- _Set task_: List the lines of this listing that hold the word "month".
* * *
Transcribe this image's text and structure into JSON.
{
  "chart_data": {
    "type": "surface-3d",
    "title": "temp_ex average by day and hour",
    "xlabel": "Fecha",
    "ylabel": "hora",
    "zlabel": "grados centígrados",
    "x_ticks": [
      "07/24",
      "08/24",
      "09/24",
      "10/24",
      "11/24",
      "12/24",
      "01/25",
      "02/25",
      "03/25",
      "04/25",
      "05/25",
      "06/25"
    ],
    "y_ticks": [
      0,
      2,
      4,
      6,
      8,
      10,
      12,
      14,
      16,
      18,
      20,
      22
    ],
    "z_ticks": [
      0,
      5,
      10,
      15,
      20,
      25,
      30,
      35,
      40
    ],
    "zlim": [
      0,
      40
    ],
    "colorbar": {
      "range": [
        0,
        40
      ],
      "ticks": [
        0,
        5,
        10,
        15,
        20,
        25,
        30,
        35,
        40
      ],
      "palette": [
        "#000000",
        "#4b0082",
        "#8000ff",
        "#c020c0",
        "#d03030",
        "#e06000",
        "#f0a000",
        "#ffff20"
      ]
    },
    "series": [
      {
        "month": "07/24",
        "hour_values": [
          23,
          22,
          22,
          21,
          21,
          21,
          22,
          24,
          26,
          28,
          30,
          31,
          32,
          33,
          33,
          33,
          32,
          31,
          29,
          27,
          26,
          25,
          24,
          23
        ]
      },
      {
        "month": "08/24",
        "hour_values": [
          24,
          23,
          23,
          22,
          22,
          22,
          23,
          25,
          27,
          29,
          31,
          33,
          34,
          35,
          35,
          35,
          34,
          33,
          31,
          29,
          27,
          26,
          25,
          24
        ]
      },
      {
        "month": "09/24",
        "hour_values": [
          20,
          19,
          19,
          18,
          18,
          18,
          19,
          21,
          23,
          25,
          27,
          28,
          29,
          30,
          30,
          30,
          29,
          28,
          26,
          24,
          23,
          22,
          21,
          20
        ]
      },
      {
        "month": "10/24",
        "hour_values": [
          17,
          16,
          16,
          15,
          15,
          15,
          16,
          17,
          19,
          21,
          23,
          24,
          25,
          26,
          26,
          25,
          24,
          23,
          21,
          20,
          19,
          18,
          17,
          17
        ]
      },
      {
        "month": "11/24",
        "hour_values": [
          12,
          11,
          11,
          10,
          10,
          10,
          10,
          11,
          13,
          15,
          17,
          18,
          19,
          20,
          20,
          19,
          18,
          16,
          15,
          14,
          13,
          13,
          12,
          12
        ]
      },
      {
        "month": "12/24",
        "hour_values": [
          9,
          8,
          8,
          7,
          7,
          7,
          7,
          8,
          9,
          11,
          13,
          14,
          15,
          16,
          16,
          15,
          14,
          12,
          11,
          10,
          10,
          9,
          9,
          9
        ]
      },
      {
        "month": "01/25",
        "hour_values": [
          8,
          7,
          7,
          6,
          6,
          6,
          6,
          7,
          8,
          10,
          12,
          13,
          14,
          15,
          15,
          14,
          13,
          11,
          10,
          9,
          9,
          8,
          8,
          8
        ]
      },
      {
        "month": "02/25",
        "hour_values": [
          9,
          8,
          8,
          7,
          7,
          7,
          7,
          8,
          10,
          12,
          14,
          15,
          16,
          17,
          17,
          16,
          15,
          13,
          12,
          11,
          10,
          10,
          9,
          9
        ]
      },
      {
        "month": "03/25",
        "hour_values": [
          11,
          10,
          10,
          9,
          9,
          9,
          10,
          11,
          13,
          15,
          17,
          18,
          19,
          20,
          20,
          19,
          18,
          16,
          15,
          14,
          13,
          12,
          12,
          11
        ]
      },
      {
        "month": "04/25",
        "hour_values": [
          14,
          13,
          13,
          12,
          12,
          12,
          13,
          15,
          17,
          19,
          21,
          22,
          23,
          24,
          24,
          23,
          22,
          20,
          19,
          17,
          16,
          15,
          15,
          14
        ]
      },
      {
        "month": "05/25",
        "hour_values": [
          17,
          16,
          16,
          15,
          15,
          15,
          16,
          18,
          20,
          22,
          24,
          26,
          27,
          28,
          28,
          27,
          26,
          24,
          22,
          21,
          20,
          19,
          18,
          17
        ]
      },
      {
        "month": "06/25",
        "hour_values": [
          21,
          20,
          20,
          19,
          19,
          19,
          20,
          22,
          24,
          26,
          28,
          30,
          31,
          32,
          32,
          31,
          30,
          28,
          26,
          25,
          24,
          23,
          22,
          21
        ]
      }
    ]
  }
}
* * *
- _Solution to this exercise_:
        "month": "07/24",
        "month": "08/24",
        "month": "09/24",
        "month": "10/24",
        "month": "11/24",
        "month": "12/24",
        "month": "01/25",
        "month": "02/25",
        "month": "03/25",
        "month": "04/25",
        "month": "05/25",
        "month": "06/25",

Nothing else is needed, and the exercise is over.